Stored records
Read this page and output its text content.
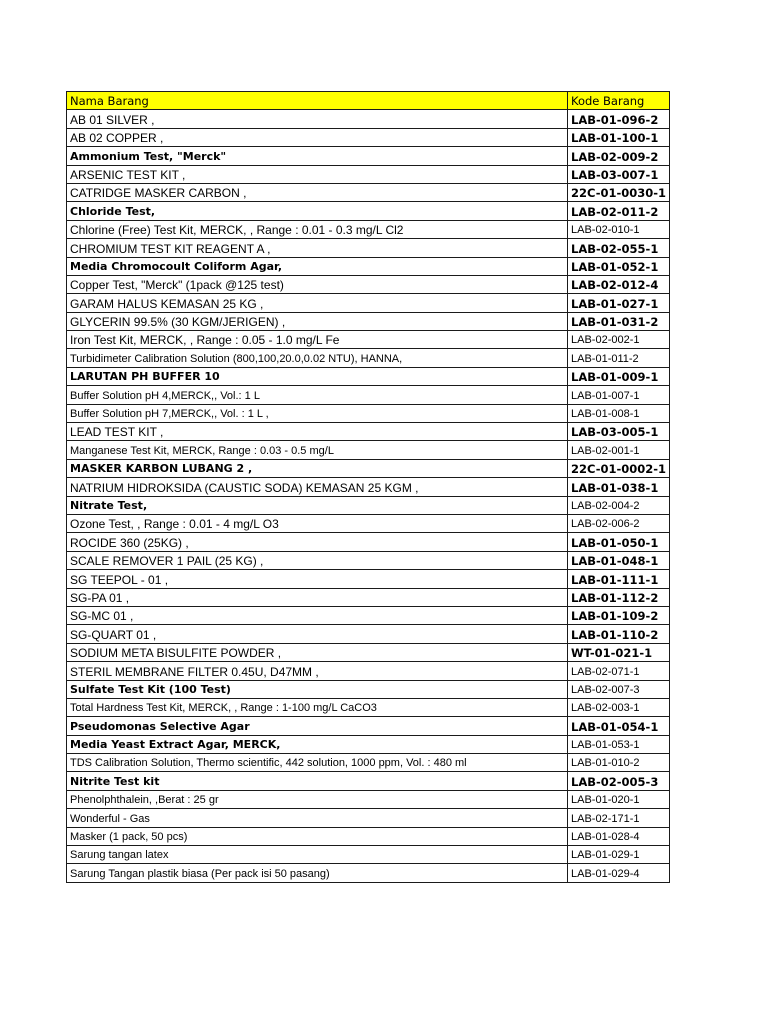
Nama Barang	Kode Barang
AB 01 SILVER ,	LAB-01-096-2
AB 02 COPPER ,	LAB-01-100-1
Ammonium Test, "Merck"	LAB-02-009-2
ARSENIC TEST KIT ,	LAB-03-007-1
CATRIDGE MASKER CARBON ,	22C-01-0030-1
Chloride Test,	LAB-02-011-2
Chlorine (Free) Test Kit, MERCK, , Range : 0.01 - 0.3 mg/L Cl2	LAB-02-010-1
CHROMIUM TEST KIT REAGENT A ,	LAB-02-055-1
Media Chromocoult Coliform Agar,	LAB-01-052-1
Copper Test, "Merck" (1pack @125 test)	LAB-02-012-4
GARAM HALUS KEMASAN 25 KG ,	LAB-01-027-1
GLYCERIN 99.5% (30 KGM/JERIGEN) ,	LAB-01-031-2
Iron Test Kit, MERCK, , Range : 0.05 - 1.0 mg/L Fe	LAB-02-002-1
Turbidimeter Calibration Solution (800,100,20.0,0.02 NTU), HANNA,	LAB-01-011-2
LARUTAN PH BUFFER 10	LAB-01-009-1
Buffer Solution pH 4,MERCK,, Vol.: 1 L	LAB-01-007-1
Buffer Solution pH 7,MERCK,, Vol. : 1 L ,	LAB-01-008-1
LEAD TEST KIT ,	LAB-03-005-1
Manganese Test Kit, MERCK, Range : 0.03 - 0.5 mg/L	LAB-02-001-1
MASKER KARBON LUBANG 2 ,	22C-01-0002-1
NATRIUM HIDROKSIDA (CAUSTIC SODA) KEMASAN 25 KGM ,	LAB-01-038-1
Nitrate Test,	LAB-02-004-2
Ozone Test, , Range : 0.01 - 4 mg/L O3	LAB-02-006-2
ROCIDE 360 (25KG) ,	LAB-01-050-1
SCALE REMOVER 1 PAIL (25 KG) ,	LAB-01-048-1
SG TEEPOL - 01 ,	LAB-01-111-1
SG-PA 01 ,	LAB-01-112-2
SG-MC 01 ,	LAB-01-109-2
SG-QUART 01 ,	LAB-01-110-2
SODIUM META BISULFITE POWDER ,	WT-01-021-1
STERIL MEMBRANE FILTER 0.45U, D47MM ,	LAB-02-071-1
Sulfate Test Kit (100 Test)	LAB-02-007-3
Total Hardness Test Kit, MERCK, , Range : 1-100 mg/L CaCO3	LAB-02-003-1
Pseudomonas Selective Agar	LAB-01-054-1
Media Yeast Extract Agar, MERCK,	LAB-01-053-1
TDS Calibration Solution, Thermo scientific, 442 solution, 1000 ppm, Vol. : 480 ml	LAB-01-010-2
Nitrite Test kit	LAB-02-005-3
Phenolphthalein, ,Berat : 25 gr	LAB-01-020-1
Wonderful - Gas	LAB-02-171-1
Masker (1 pack, 50 pcs)	LAB-01-028-4
Sarung tangan latex	LAB-01-029-1
Sarung Tangan plastik biasa (Per pack isi 50 pasang)	LAB-01-029-4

What to do:
Copy all the lines of data exactly as they appear, dropping any images.

Task output:
Read this page and output its text content.
Nama Barang	Kode Barang
AB 01 SILVER ,	LAB-01-096-2
AB 02 COPPER ,	LAB-01-100-1
Ammonium Test, "Merck"	LAB-02-009-2
ARSENIC TEST KIT ,	LAB-03-007-1
CATRIDGE MASKER CARBON ,	22C-01-0030-1
Chloride Test,	LAB-02-011-2
Chlorine (Free) Test Kit, MERCK, , Range : 0.01 - 0.3 mg/L Cl2	LAB-02-010-1
CHROMIUM TEST KIT REAGENT A ,	LAB-02-055-1
Media Chromocoult Coliform Agar,	LAB-01-052-1
Copper Test, "Merck" (1pack @125 test)	LAB-02-012-4
GARAM HALUS KEMASAN 25 KG ,	LAB-01-027-1
GLYCERIN 99.5% (30 KGM/JERIGEN) ,	LAB-01-031-2
Iron Test Kit, MERCK, , Range : 0.05 - 1.0 mg/L Fe	LAB-02-002-1
Turbidimeter Calibration Solution (800,100,20.0,0.02 NTU), HANNA,	LAB-01-011-2
LARUTAN PH BUFFER 10	LAB-01-009-1
Buffer Solution pH 4,MERCK,, Vol.: 1 L	LAB-01-007-1
Buffer Solution pH 7,MERCK,, Vol. : 1 L ,	LAB-01-008-1
LEAD TEST KIT ,	LAB-03-005-1
Manganese Test Kit, MERCK, Range : 0.03 - 0.5 mg/L	LAB-02-001-1
MASKER KARBON LUBANG 2 ,	22C-01-0002-1
NATRIUM HIDROKSIDA (CAUSTIC SODA) KEMASAN 25 KGM ,	LAB-01-038-1
Nitrate Test,	LAB-02-004-2
Ozone Test, , Range : 0.01 - 4 mg/L O3	LAB-02-006-2
ROCIDE 360 (25KG) ,	LAB-01-050-1
SCALE REMOVER 1 PAIL (25 KG) ,	LAB-01-048-1
SG TEEPOL - 01 ,	LAB-01-111-1
SG-PA 01 ,	LAB-01-112-2
SG-MC 01 ,	LAB-01-109-2
SG-QUART 01 ,	LAB-01-110-2
SODIUM META BISULFITE POWDER ,	WT-01-021-1
STERIL MEMBRANE FILTER 0.45U, D47MM ,	LAB-02-071-1
Sulfate Test Kit (100 Test)	LAB-02-007-3
Total Hardness Test Kit, MERCK, , Range : 1-100 mg/L CaCO3	LAB-02-003-1
Pseudomonas Selective Agar	LAB-01-054-1
Media Yeast Extract Agar, MERCK,	LAB-01-053-1
TDS Calibration Solution, Thermo scientific, 442 solution, 1000 ppm, Vol. : 480 ml	LAB-01-010-2
Nitrite Test kit	LAB-02-005-3
Phenolphthalein, ,Berat : 25 gr	LAB-01-020-1
Wonderful - Gas	LAB-02-171-1
Masker (1 pack, 50 pcs)	LAB-01-028-4
Sarung tangan latex	LAB-01-029-1
Sarung Tangan plastik biasa (Per pack isi 50 pasang)	LAB-01-029-4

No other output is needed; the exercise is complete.